Entries supplied
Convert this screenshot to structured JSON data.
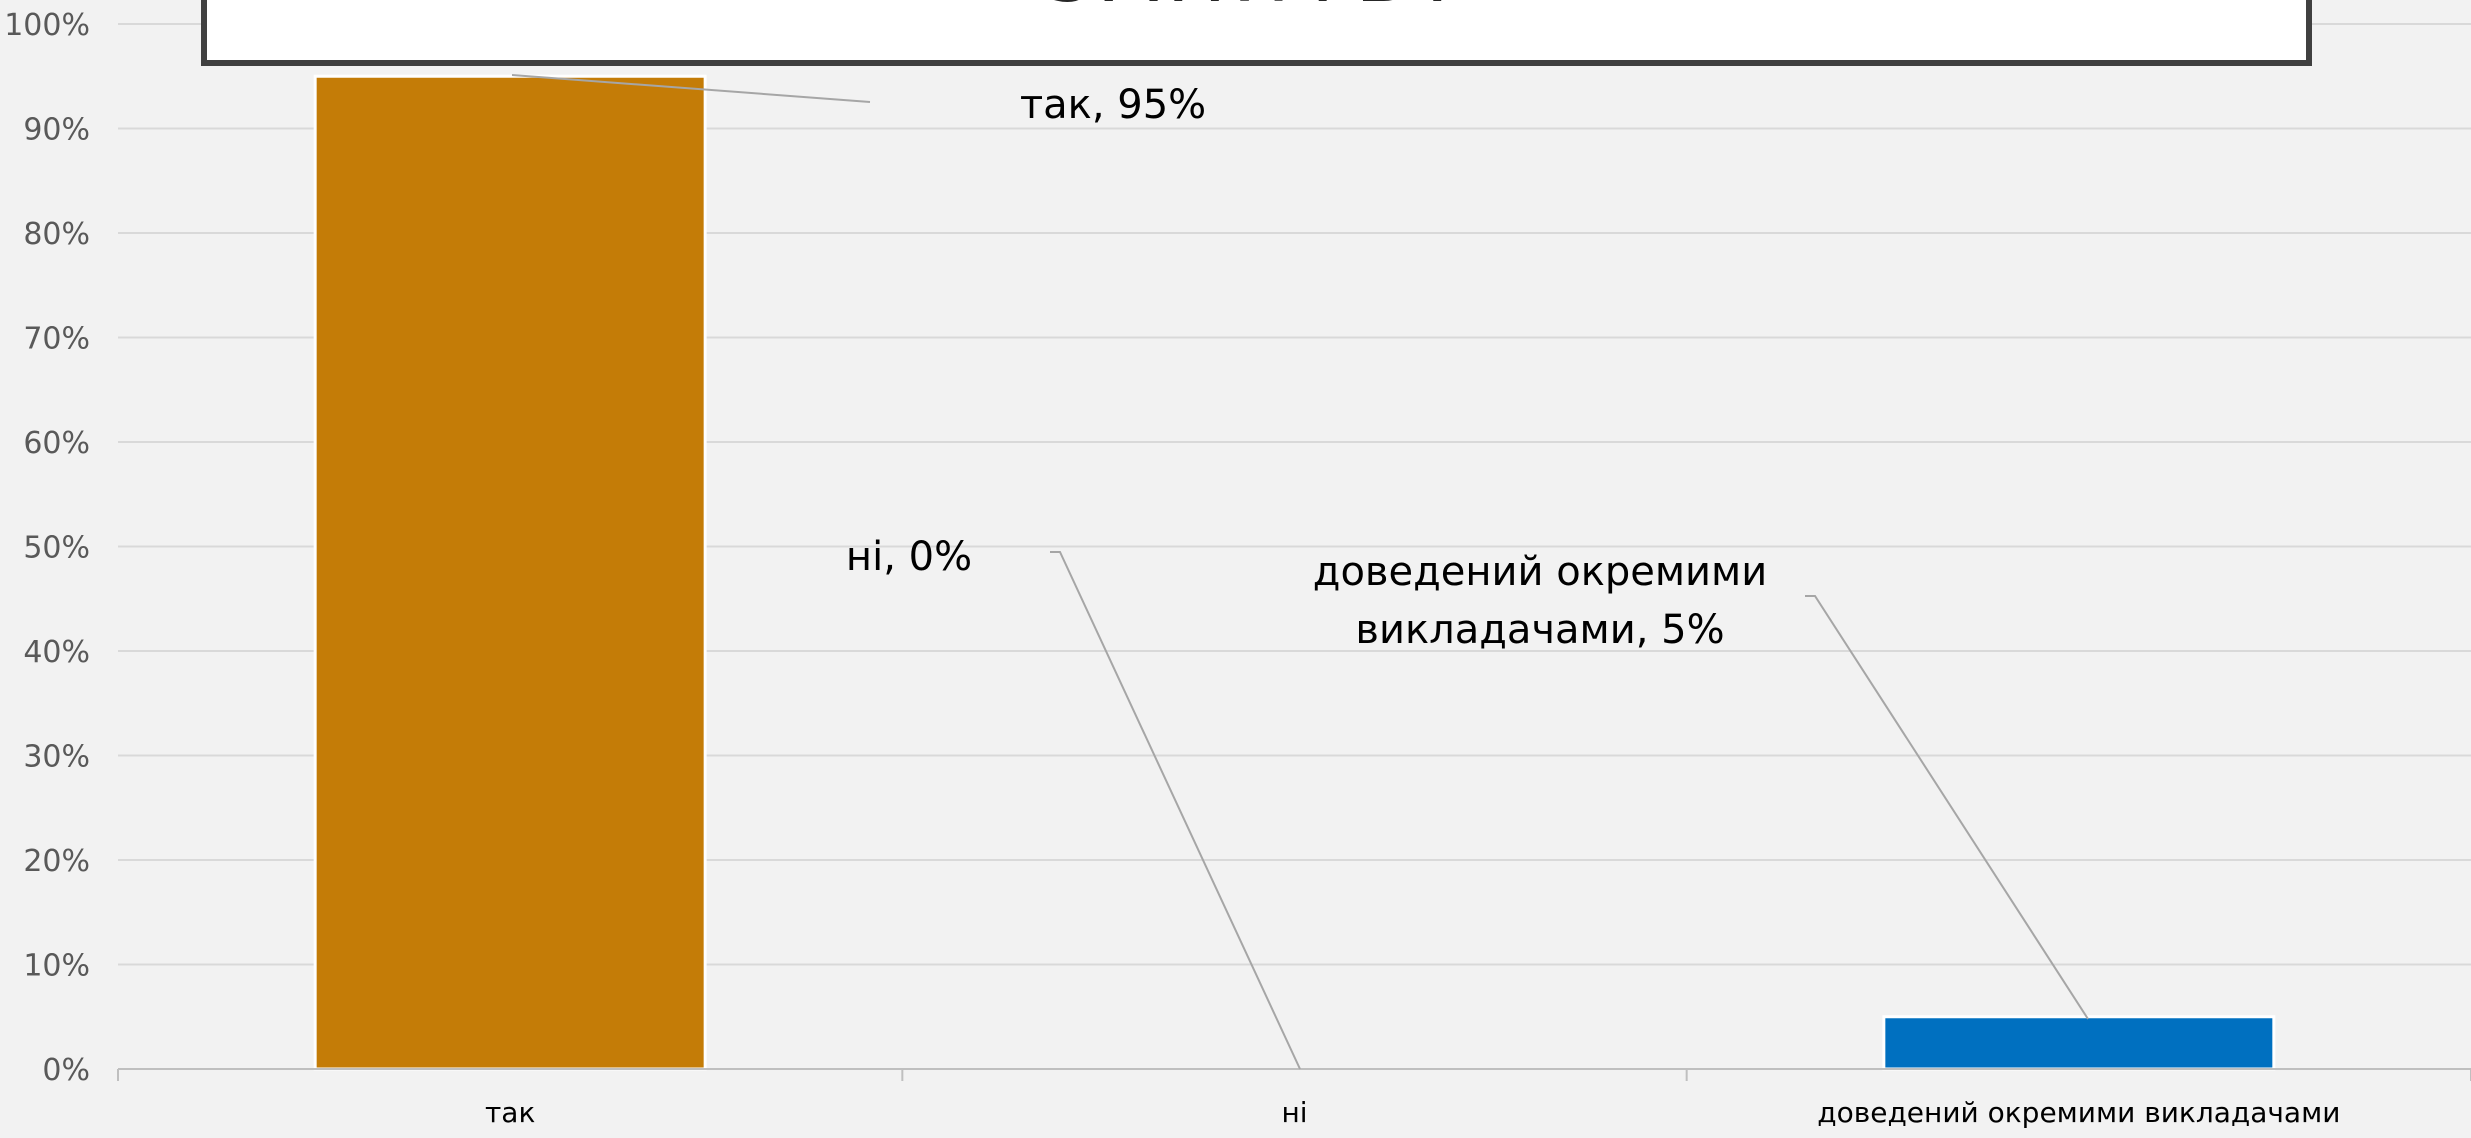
{
  "chart_data": {
    "type": "bar",
    "title": "ЗАНЯТЬ?",
    "categories": [
      "так",
      "ні",
      "доведений окремими викладачами"
    ],
    "values": [
      95,
      0,
      5
    ],
    "bar_colors": [
      "#c47c07",
      "#c47c07",
      "#0070c0"
    ],
    "data_labels": [
      [
        "так, 95%"
      ],
      [
        "ні, 0%"
      ],
      [
        "доведений окремими",
        "викладачами, 5%"
      ]
    ],
    "ylim": [
      0,
      100
    ],
    "y_ticks": [
      "0%",
      "10%",
      "20%",
      "30%",
      "40%",
      "50%",
      "60%",
      "70%",
      "80%",
      "90%",
      "100%"
    ],
    "y_tick_values": [
      0,
      10,
      20,
      30,
      40,
      50,
      60,
      70,
      80,
      90,
      100
    ],
    "grid": true,
    "xlabel": "",
    "ylabel": ""
  }
}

What to do
Without including any pictures, print each record exactly.

The result
Convert this screenshot to structured JSON data.
{
  "chart_data": {
    "type": "bar",
    "title": "ЗАНЯТЬ?",
    "categories": [
      "так",
      "ні",
      "доведений окремими викладачами"
    ],
    "values": [
      95,
      0,
      5
    ],
    "bar_colors": [
      "#c47c07",
      "#c47c07",
      "#0070c0"
    ],
    "data_labels": [
      [
        "так, 95%"
      ],
      [
        "ні, 0%"
      ],
      [
        "доведений окремими",
        "викладачами, 5%"
      ]
    ],
    "ylim": [
      0,
      100
    ],
    "y_ticks": [
      "0%",
      "10%",
      "20%",
      "30%",
      "40%",
      "50%",
      "60%",
      "70%",
      "80%",
      "90%",
      "100%"
    ],
    "y_tick_values": [
      0,
      10,
      20,
      30,
      40,
      50,
      60,
      70,
      80,
      90,
      100
    ],
    "grid": true,
    "xlabel": "",
    "ylabel": ""
  }
}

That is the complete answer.